> TASK REQUIREMENTS: Please find all lines in the data that hold the string "addresses" and copy them.
--*--
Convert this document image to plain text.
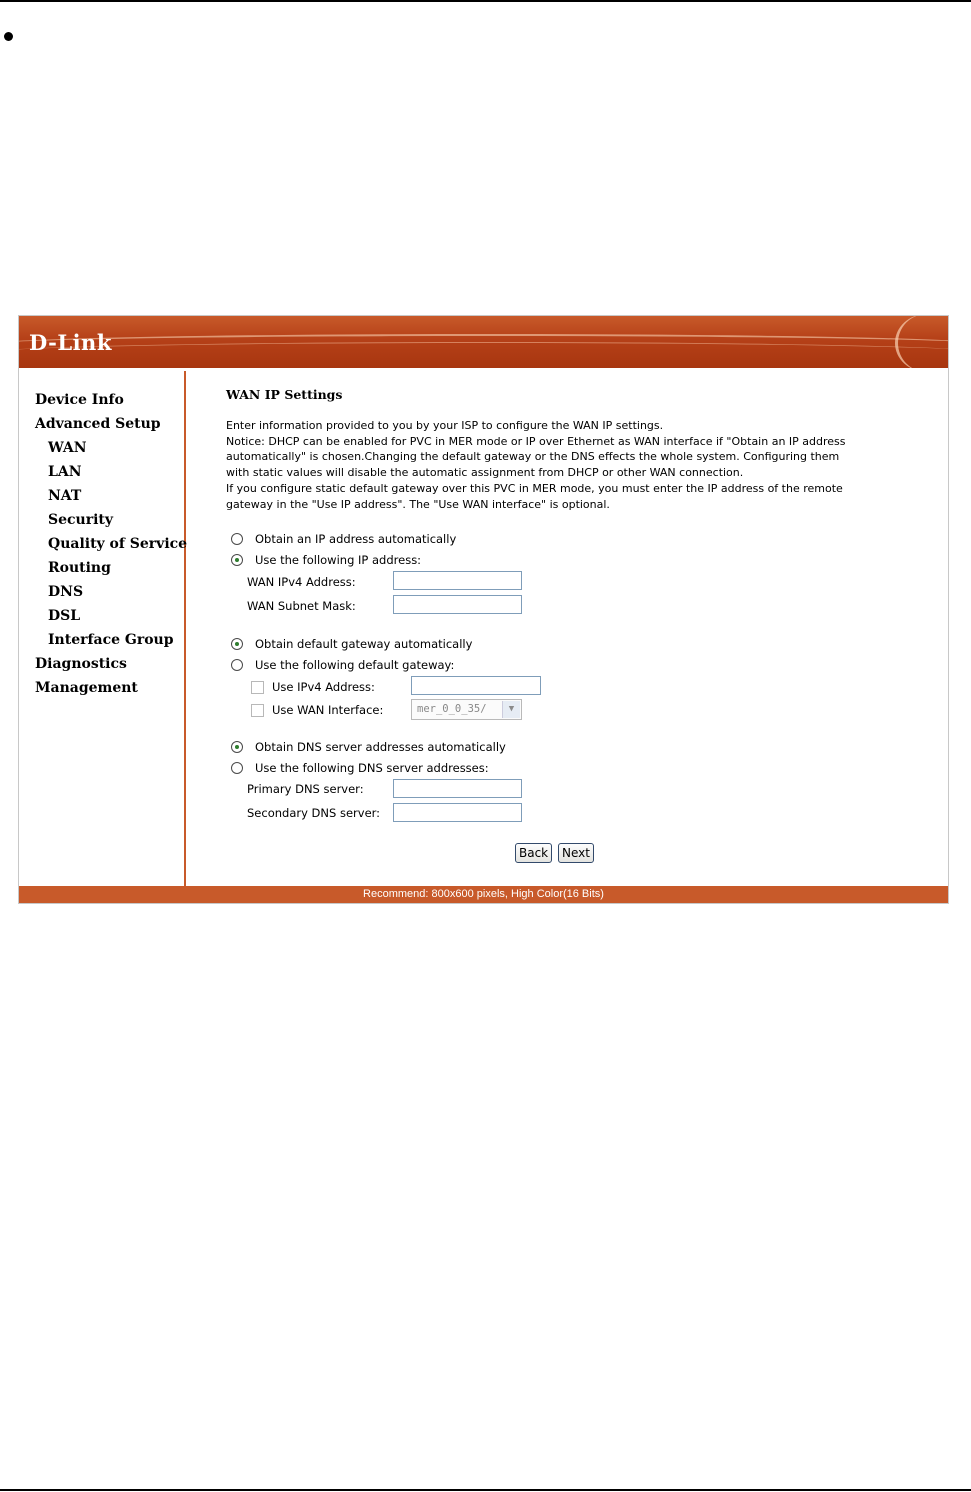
D-Link
Device Info
Advanced Setup
WAN
LAN
NAT
Security
Quality of Service
Routing
DNS
DSL
Interface Group
Diagnostics
Management
WAN IP Settings
Enter information provided to you by your ISP to configure the WAN IP settings.
Notice: DHCP can be enabled for PVC in MER mode or IP over Ethernet as WAN interface if "Obtain an IP address
automatically" is chosen.Changing the default gateway or the DNS effects the whole system. Configuring them
with static values will disable the automatic assignment from DHCP or other WAN connection.
If you configure static default gateway over this PVC in MER mode, you must enter the IP address of the remote
gateway in the "Use IP address". The "Use WAN interface" is optional.
Obtain an IP address automatically
Use the following IP address:
WAN IPv4 Address:
WAN Subnet Mask:
Obtain default gateway automatically
Use the following default gateway:
Use IPv4 Address:
Use WAN Interface:	mer_0_0_35/	▼
Obtain DNS server addresses automatically
Use the following DNS server addresses:
Primary DNS server:
Secondary DNS server:
Back	Next
Recommend: 800x600 pixels, High Color(16 Bits)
--*--
> SOLUTION FOR THIS EXERCISE:
Obtain DNS server addresses automatically
Use the following DNS server addresses:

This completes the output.